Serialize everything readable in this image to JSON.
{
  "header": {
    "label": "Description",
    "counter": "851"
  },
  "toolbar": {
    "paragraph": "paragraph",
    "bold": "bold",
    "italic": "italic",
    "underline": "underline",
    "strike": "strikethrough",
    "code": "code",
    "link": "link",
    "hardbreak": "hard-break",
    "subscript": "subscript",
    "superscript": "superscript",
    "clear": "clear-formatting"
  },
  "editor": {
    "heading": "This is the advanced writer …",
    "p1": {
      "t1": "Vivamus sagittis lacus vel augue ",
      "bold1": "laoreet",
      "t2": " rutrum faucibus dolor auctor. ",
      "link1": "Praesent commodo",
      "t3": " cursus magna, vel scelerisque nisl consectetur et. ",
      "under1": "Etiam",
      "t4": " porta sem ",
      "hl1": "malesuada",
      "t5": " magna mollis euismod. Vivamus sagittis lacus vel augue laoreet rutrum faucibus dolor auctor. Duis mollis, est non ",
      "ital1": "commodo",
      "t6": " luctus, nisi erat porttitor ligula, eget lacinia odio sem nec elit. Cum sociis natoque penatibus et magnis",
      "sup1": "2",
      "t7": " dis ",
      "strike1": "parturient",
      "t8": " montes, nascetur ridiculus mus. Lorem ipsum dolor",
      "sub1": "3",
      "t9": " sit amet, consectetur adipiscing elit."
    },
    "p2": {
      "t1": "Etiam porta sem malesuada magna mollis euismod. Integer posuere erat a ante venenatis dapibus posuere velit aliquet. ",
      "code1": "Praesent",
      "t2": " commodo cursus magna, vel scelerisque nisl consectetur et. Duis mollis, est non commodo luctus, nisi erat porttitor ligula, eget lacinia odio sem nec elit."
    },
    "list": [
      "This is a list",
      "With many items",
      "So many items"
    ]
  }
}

(Work to be completed)
Set down all of the data above, word for word.

(The solution)
Serialize everything readable in this image to JSON.
{
  "header": {
    "label": "Description",
    "counter": "851"
  },
  "toolbar": {
    "paragraph": "paragraph",
    "bold": "bold",
    "italic": "italic",
    "underline": "underline",
    "strike": "strikethrough",
    "code": "code",
    "link": "link",
    "hardbreak": "hard-break",
    "subscript": "subscript",
    "superscript": "superscript",
    "clear": "clear-formatting"
  },
  "editor": {
    "heading": "This is the advanced writer …",
    "p1": {
      "t1": "Vivamus sagittis lacus vel augue ",
      "bold1": "laoreet",
      "t2": " rutrum faucibus dolor auctor. ",
      "link1": "Praesent commodo",
      "t3": " cursus magna, vel scelerisque nisl consectetur et. ",
      "under1": "Etiam",
      "t4": " porta sem ",
      "hl1": "malesuada",
      "t5": " magna mollis euismod. Vivamus sagittis lacus vel augue laoreet rutrum faucibus dolor auctor. Duis mollis, est non ",
      "ital1": "commodo",
      "t6": " luctus, nisi erat porttitor ligula, eget lacinia odio sem nec elit. Cum sociis natoque penatibus et magnis",
      "sup1": "2",
      "t7": " dis ",
      "strike1": "parturient",
      "t8": " montes, nascetur ridiculus mus. Lorem ipsum dolor",
      "sub1": "3",
      "t9": " sit amet, consectetur adipiscing elit."
    },
    "p2": {
      "t1": "Etiam porta sem malesuada magna mollis euismod. Integer posuere erat a ante venenatis dapibus posuere velit aliquet. ",
      "code1": "Praesent",
      "t2": " commodo cursus magna, vel scelerisque nisl consectetur et. Duis mollis, est non commodo luctus, nisi erat porttitor ligula, eget lacinia odio sem nec elit."
    },
    "list": [
      "This is a list",
      "With many items",
      "So many items"
    ]
  }
}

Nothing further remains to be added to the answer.